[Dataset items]

┄┄┄┄┄┄┄┄┄┄

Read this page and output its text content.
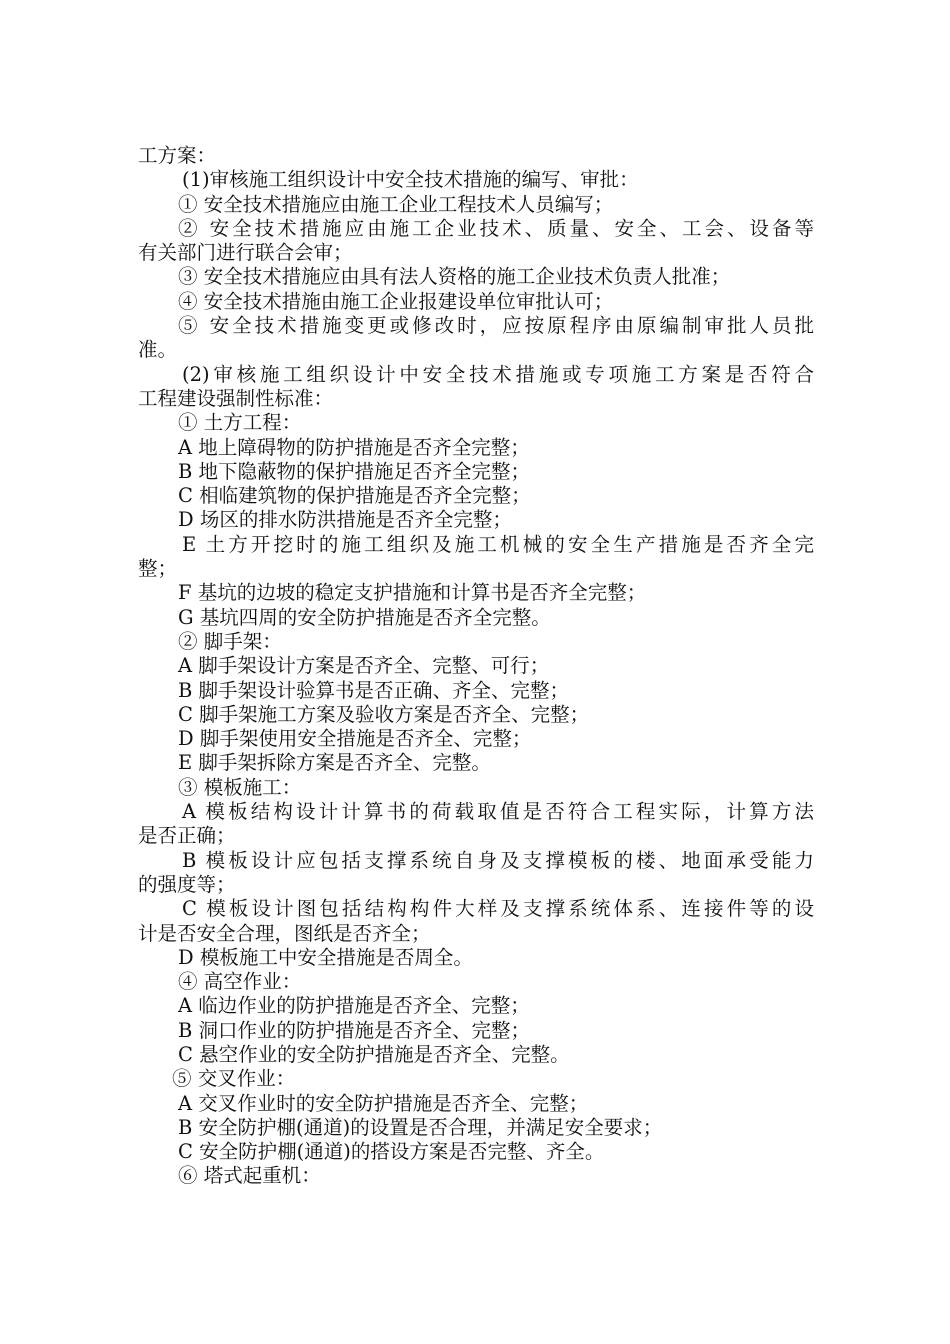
工方案：
(1)审核施工组织设计中安全技术措施的编写、审批：
① 安全技术措施应由施工企业工程技术人员编写；
② 安全技术措施应由施工企业技术、质量、安全、工会、设备等
有关部门进行联合会审；
③ 安全技术措施应由具有法人资格的施工企业技术负责人批准；
④ 安全技术措施由施工企业报建设单位审批认可；
⑤ 安全技术措施变更或修改时，应按原程序由原编制审批人员批
准。
(2)审核施工组织设计中安全技术措施或专项施工方案是否符合
工程建设强制性标准：
① 土方工程：
A 地上障碍物的防护措施是否齐全完整；
B 地下隐蔽物的保护措施足否齐全完整；
C 相临建筑物的保护措施是否齐全完整；
D 场区的排水防洪措施是否齐全完整；
E 土方开挖时的施工组织及施工机械的安全生产措施是否齐全完
整；
F 基坑的边坡的稳定支护措施和计算书是否齐全完整；
G 基坑四周的安全防护措施是否齐全完整。
② 脚手架：
A 脚手架设计方案是否齐全、完整、可行；
B 脚手架设计验算书是否正确、齐全、完整；
C 脚手架施工方案及验收方案是否齐全、完整；
D 脚手架使用安全措施是否齐全、完整；
E 脚手架拆除方案是否齐全、完整。
③ 模板施工：
A 模板结构设计计算书的荷载取值是否符合工程实际，计算方法
是否正确；
B 模板设计应包括支撑系统自身及支撑模板的楼、地面承受能力
的强度等；
C 模板设计图包括结构构件大样及支撑系统体系、连接件等的设
计是否安全合理，图纸是否齐全；
D 模板施工中安全措施是否周全。
④ 高空作业：
A 临边作业的防护措施是否齐全、完整；
B 洞口作业的防护措施是否齐全、完整；
C 悬空作业的安全防护措施是否齐全、完整。
⑤ 交叉作业：
A 交叉作业时的安全防护措施是否齐全、完整；
B 安全防护棚(通道)的设置是否合理，并满足安全要求；
C 安全防护棚(通道)的搭设方案是否完整、齐全。
⑥ 塔式起重机：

┄┄┄┄┄┄┄┄┄┄

— EXERCISE —
Take the listing above and restate it word for word, without its pictures.

— FINISHED TASK —
Read this page and output its text content.
工方案：
(1)审核施工组织设计中安全技术措施的编写、审批：
① 安全技术措施应由施工企业工程技术人员编写；
② 安全技术措施应由施工企业技术、质量、安全、工会、设备等
有关部门进行联合会审；
③ 安全技术措施应由具有法人资格的施工企业技术负责人批准；
④ 安全技术措施由施工企业报建设单位审批认可；
⑤ 安全技术措施变更或修改时，应按原程序由原编制审批人员批
准。
(2)审核施工组织设计中安全技术措施或专项施工方案是否符合
工程建设强制性标准：
① 土方工程：
A 地上障碍物的防护措施是否齐全完整；
B 地下隐蔽物的保护措施足否齐全完整；
C 相临建筑物的保护措施是否齐全完整；
D 场区的排水防洪措施是否齐全完整；
E 土方开挖时的施工组织及施工机械的安全生产措施是否齐全完
整；
F 基坑的边坡的稳定支护措施和计算书是否齐全完整；
G 基坑四周的安全防护措施是否齐全完整。
② 脚手架：
A 脚手架设计方案是否齐全、完整、可行；
B 脚手架设计验算书是否正确、齐全、完整；
C 脚手架施工方案及验收方案是否齐全、完整；
D 脚手架使用安全措施是否齐全、完整；
E 脚手架拆除方案是否齐全、完整。
③ 模板施工：
A 模板结构设计计算书的荷载取值是否符合工程实际，计算方法
是否正确；
B 模板设计应包括支撑系统自身及支撑模板的楼、地面承受能力
的强度等；
C 模板设计图包括结构构件大样及支撑系统体系、连接件等的设
计是否安全合理，图纸是否齐全；
D 模板施工中安全措施是否周全。
④ 高空作业：
A 临边作业的防护措施是否齐全、完整；
B 洞口作业的防护措施是否齐全、完整；
C 悬空作业的安全防护措施是否齐全、完整。
⑤ 交叉作业：
A 交叉作业时的安全防护措施是否齐全、完整；
B 安全防护棚(通道)的设置是否合理，并满足安全要求；
C 安全防护棚(通道)的搭设方案是否完整、齐全。
⑥ 塔式起重机：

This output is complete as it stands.